● What is needed
Pull every line with the word "call" out of the entries below.

● Record list
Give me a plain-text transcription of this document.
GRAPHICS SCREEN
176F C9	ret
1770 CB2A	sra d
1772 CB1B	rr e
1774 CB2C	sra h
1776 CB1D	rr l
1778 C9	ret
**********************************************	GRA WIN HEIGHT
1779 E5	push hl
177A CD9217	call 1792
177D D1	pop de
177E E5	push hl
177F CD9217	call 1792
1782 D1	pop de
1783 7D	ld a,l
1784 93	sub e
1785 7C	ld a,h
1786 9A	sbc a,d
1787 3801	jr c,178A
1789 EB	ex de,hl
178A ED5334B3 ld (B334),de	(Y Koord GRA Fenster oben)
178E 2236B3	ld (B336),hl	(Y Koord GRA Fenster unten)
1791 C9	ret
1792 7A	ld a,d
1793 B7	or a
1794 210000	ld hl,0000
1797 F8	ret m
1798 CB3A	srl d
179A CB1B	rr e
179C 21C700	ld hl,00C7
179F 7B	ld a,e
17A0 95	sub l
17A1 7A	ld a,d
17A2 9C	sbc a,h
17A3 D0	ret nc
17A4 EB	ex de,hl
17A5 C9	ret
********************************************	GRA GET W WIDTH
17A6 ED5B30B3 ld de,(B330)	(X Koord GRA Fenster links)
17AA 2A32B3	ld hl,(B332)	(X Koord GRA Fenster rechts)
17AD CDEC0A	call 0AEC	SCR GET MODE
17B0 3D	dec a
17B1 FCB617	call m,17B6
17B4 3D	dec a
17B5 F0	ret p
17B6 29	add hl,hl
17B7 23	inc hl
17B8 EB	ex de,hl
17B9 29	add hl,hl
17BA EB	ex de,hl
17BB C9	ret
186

● Problem solution
177A CD9217	call 1792
177F CD9217	call 1792
17AD CDEC0A	call 0AEC	SCR GET MODE
17B1 FCB617	call m,17B6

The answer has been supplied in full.